◆ Activity ◆
In your reply, write out the records exactly, each line intact.

[Document page transcript entries]
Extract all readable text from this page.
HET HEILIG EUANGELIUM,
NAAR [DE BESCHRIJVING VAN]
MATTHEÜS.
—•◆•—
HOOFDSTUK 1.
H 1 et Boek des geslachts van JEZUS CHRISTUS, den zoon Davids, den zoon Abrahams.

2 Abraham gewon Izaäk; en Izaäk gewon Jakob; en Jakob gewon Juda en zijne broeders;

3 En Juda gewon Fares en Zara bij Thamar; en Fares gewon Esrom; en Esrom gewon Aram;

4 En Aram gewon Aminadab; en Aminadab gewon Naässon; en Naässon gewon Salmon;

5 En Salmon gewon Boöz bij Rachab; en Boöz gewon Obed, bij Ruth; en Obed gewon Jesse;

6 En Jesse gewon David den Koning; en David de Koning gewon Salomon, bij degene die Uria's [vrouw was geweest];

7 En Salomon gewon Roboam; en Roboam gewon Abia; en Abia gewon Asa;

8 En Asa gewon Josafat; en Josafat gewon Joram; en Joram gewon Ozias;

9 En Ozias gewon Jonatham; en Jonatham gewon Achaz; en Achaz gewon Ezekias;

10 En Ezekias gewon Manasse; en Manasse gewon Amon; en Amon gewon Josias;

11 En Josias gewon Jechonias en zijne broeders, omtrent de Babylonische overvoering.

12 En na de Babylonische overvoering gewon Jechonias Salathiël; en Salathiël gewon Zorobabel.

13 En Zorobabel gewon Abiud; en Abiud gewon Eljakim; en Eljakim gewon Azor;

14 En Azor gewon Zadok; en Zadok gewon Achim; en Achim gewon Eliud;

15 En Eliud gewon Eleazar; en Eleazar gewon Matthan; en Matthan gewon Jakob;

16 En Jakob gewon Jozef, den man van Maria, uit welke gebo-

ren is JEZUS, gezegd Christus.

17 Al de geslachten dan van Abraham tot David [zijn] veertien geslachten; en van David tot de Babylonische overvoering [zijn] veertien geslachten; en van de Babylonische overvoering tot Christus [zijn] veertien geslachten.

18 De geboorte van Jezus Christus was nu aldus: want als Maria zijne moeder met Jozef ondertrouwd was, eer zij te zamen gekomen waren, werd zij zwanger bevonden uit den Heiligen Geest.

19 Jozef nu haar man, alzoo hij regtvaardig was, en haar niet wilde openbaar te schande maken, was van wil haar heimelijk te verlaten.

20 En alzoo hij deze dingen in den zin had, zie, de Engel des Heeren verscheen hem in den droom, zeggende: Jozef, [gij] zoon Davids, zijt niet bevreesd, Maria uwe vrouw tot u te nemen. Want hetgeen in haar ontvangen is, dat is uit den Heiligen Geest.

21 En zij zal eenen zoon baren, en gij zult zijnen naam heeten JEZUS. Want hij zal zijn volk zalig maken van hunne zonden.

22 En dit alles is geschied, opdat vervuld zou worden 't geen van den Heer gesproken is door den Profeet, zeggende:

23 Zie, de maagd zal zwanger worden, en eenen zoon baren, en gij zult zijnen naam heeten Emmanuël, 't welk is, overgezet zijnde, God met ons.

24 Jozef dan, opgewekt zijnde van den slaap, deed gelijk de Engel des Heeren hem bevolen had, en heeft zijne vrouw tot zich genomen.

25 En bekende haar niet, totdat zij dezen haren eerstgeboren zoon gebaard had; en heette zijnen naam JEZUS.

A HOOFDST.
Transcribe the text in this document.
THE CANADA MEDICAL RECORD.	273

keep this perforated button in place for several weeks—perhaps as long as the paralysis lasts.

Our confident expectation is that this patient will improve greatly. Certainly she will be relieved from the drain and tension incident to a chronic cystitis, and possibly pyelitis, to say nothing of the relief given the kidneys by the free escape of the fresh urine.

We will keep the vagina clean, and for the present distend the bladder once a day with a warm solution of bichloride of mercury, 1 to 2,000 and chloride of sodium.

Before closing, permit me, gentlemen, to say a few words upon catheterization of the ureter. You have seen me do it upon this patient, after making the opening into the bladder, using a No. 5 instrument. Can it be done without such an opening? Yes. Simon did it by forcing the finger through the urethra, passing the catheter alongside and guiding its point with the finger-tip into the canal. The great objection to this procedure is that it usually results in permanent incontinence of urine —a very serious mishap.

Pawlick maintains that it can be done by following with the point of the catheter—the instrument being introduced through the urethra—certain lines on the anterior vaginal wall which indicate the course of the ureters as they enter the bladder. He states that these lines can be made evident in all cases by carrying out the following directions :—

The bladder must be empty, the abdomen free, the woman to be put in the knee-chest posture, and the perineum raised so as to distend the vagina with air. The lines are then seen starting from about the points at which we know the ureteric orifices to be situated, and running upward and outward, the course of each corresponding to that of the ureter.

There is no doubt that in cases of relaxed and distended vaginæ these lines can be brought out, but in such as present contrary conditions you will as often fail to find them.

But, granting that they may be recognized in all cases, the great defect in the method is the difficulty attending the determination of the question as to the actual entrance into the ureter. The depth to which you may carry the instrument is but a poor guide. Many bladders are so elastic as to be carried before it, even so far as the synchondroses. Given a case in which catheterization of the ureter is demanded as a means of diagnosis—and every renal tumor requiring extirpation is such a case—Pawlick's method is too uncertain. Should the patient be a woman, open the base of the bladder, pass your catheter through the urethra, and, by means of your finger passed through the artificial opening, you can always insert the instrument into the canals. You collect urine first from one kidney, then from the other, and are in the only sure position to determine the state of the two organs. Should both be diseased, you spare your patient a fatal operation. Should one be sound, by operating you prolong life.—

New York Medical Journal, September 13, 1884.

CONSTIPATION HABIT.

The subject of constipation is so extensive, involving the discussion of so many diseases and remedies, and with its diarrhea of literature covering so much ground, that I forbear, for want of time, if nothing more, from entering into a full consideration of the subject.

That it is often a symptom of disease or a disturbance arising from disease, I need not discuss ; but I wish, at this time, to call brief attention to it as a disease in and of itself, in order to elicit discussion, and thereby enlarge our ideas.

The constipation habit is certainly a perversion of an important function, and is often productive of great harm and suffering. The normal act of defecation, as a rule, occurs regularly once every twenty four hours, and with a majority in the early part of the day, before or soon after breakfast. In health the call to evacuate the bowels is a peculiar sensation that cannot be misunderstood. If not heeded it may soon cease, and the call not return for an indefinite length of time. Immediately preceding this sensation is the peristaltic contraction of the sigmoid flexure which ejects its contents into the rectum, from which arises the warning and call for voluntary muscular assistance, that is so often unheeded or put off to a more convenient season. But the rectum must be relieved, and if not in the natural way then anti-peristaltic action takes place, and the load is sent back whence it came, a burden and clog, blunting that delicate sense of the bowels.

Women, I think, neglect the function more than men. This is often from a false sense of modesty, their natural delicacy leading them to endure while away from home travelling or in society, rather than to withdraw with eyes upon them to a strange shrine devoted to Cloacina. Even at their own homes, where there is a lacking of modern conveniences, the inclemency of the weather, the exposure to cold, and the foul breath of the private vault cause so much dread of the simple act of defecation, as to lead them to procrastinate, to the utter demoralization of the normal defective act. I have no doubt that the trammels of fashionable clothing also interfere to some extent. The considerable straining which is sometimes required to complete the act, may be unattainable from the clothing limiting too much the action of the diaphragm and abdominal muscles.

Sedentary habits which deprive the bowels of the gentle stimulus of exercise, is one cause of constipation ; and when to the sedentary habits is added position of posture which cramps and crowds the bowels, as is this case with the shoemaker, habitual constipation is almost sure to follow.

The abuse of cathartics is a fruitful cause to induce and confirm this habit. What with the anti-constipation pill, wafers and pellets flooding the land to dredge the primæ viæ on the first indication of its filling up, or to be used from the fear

◆ Response to the exercise ◆
Extract all readable text from this page.
HET HEILIG EUANGELIUM,
NAAR [DE BESCHRIJVING VAN]
MATTHEÜS.
—•◆•—
HOOFDSTUK 1.
H 1 et Boek des geslachts van JEZUS CHRISTUS, den zoon Davids, den zoon Abrahams.

2 Abraham gewon Izaäk; en Izaäk gewon Jakob; en Jakob gewon Juda en zijne broeders;

3 En Juda gewon Fares en Zara bij Thamar; en Fares gewon Esrom; en Esrom gewon Aram;

4 En Aram gewon Aminadab; en Aminadab gewon Naässon; en Naässon gewon Salmon;

5 En Salmon gewon Boöz bij Rachab; en Boöz gewon Obed, bij Ruth; en Obed gewon Jesse;

6 En Jesse gewon David den Koning; en David de Koning gewon Salomon, bij degene die Uria's [vrouw was geweest];

7 En Salomon gewon Roboam; en Roboam gewon Abia; en Abia gewon Asa;

8 En Asa gewon Josafat; en Josafat gewon Joram; en Joram gewon Ozias;

9 En Ozias gewon Jonatham; en Jonatham gewon Achaz; en Achaz gewon Ezekias;

10 En Ezekias gewon Manasse; en Manasse gewon Amon; en Amon gewon Josias;

11 En Josias gewon Jechonias en zijne broeders, omtrent de Babylonische overvoering.

12 En na de Babylonische overvoering gewon Jechonias Salathiël; en Salathiël gewon Zorobabel.

13 En Zorobabel gewon Abiud; en Abiud gewon Eljakim; en Eljakim gewon Azor;

14 En Azor gewon Zadok; en Zadok gewon Achim; en Achim gewon Eliud;

15 En Eliud gewon Eleazar; en Eleazar gewon Matthan; en Matthan gewon Jakob;

16 En Jakob gewon Jozef, den man van Maria, uit welke gebo-

ren is JEZUS, gezegd Christus.

17 Al de geslachten dan van Abraham tot David [zijn] veertien geslachten; en van David tot de Babylonische overvoering [zijn] veertien geslachten; en van de Babylonische overvoering tot Christus [zijn] veertien geslachten.

18 De geboorte van Jezus Christus was nu aldus: want als Maria zijne moeder met Jozef ondertrouwd was, eer zij te zamen gekomen waren, werd zij zwanger bevonden uit den Heiligen Geest.

19 Jozef nu haar man, alzoo hij regtvaardig was, en haar niet wilde openbaar te schande maken, was van wil haar heimelijk te verlaten.

20 En alzoo hij deze dingen in den zin had, zie, de Engel des Heeren verscheen hem in den droom, zeggende: Jozef, [gij] zoon Davids, zijt niet bevreesd, Maria uwe vrouw tot u te nemen. Want hetgeen in haar ontvangen is, dat is uit den Heiligen Geest.

21 En zij zal eenen zoon baren, en gij zult zijnen naam heeten JEZUS. Want hij zal zijn volk zalig maken van hunne zonden.

22 En dit alles is geschied, opdat vervuld zou worden 't geen van den Heer gesproken is door den Profeet, zeggende:

23 Zie, de maagd zal zwanger worden, en eenen zoon baren, en gij zult zijnen naam heeten Emmanuël, 't welk is, overgezet zijnde, God met ons.

24 Jozef dan, opgewekt zijnde van den slaap, deed gelijk de Engel des Heeren hem bevolen had, en heeft zijne vrouw tot zich genomen.

25 En bekende haar niet, totdat zij dezen haren eerstgeboren zoon gebaard had; en heette zijnen naam JEZUS.

A HOOFDST.
Transcribe the text in this document.
THE CANADA MEDICAL RECORD.	273

keep this perforated button in place for several weeks—perhaps as long as the paralysis lasts.

Our confident expectation is that this patient will improve greatly. Certainly she will be relieved from the drain and tension incident to a chronic cystitis, and possibly pyelitis, to say nothing of the relief given the kidneys by the free escape of the fresh urine.

We will keep the vagina clean, and for the present distend the bladder once a day with a warm solution of bichloride of mercury, 1 to 2,000 and chloride of sodium.

Before closing, permit me, gentlemen, to say a few words upon catheterization of the ureter. You have seen me do it upon this patient, after making the opening into the bladder, using a No. 5 instrument. Can it be done without such an opening? Yes. Simon did it by forcing the finger through the urethra, passing the catheter alongside and guiding its point with the finger-tip into the canal. The great objection to this procedure is that it usually results in permanent incontinence of urine —a very serious mishap.

Pawlick maintains that it can be done by following with the point of the catheter—the instrument being introduced through the urethra—certain lines on the anterior vaginal wall which indicate the course of the ureters as they enter the bladder. He states that these lines can be made evident in all cases by carrying out the following directions :—

The bladder must be empty, the abdomen free, the woman to be put in the knee-chest posture, and the perineum raised so as to distend the vagina with air. The lines are then seen starting from about the points at which we know the ureteric orifices to be situated, and running upward and outward, the course of each corresponding to that of the ureter.

There is no doubt that in cases of relaxed and distended vaginæ these lines can be brought out, but in such as present contrary conditions you will as often fail to find them.

But, granting that they may be recognized in all cases, the great defect in the method is the difficulty attending the determination of the question as to the actual entrance into the ureter. The depth to which you may carry the instrument is but a poor guide. Many bladders are so elastic as to be carried before it, even so far as the synchondroses. Given a case in which catheterization of the ureter is demanded as a means of diagnosis—and every renal tumor requiring extirpation is such a case—Pawlick's method is too uncertain. Should the patient be a woman, open the base of the bladder, pass your catheter through the urethra, and, by means of your finger passed through the artificial opening, you can always insert the instrument into the canals. You collect urine first from one kidney, then from the other, and are in the only sure position to determine the state of the two organs. Should both be diseased, you spare your patient a fatal operation. Should one be sound, by operating you prolong life.—

New York Medical Journal, September 13, 1884.

CONSTIPATION HABIT.

The subject of constipation is so extensive, involving the discussion of so many diseases and remedies, and with its diarrhea of literature covering so much ground, that I forbear, for want of time, if nothing more, from entering into a full consideration of the subject.

That it is often a symptom of disease or a disturbance arising from disease, I need not discuss ; but I wish, at this time, to call brief attention to it as a disease in and of itself, in order to elicit discussion, and thereby enlarge our ideas.

The constipation habit is certainly a perversion of an important function, and is often productive of great harm and suffering. The normal act of defecation, as a rule, occurs regularly once every twenty four hours, and with a majority in the early part of the day, before or soon after breakfast. In health the call to evacuate the bowels is a peculiar sensation that cannot be misunderstood. If not heeded it may soon cease, and the call not return for an indefinite length of time. Immediately preceding this sensation is the peristaltic contraction of the sigmoid flexure which ejects its contents into the rectum, from which arises the warning and call for voluntary muscular assistance, that is so often unheeded or put off to a more convenient season. But the rectum must be relieved, and if not in the natural way then anti-peristaltic action takes place, and the load is sent back whence it came, a burden and clog, blunting that delicate sense of the bowels.

Women, I think, neglect the function more than men. This is often from a false sense of modesty, their natural delicacy leading them to endure while away from home travelling or in society, rather than to withdraw with eyes upon them to a strange shrine devoted to Cloacina. Even at their own homes, where there is a lacking of modern conveniences, the inclemency of the weather, the exposure to cold, and the foul breath of the private vault cause so much dread of the simple act of defecation, as to lead them to procrastinate, to the utter demoralization of the normal defective act. I have no doubt that the trammels of fashionable clothing also interfere to some extent. The considerable straining which is sometimes required to complete the act, may be unattainable from the clothing limiting too much the action of the diaphragm and abdominal muscles.

Sedentary habits which deprive the bowels of the gentle stimulus of exercise, is one cause of constipation ; and when to the sedentary habits is added position of posture which cramps and crowds the bowels, as is this case with the shoemaker, habitual constipation is almost sure to follow.

The abuse of cathartics is a fruitful cause to induce and confirm this habit. What with the anti-constipation pill, wafers and pellets flooding the land to dredge the primæ viæ on the first indication of its filling up, or to be used from the fear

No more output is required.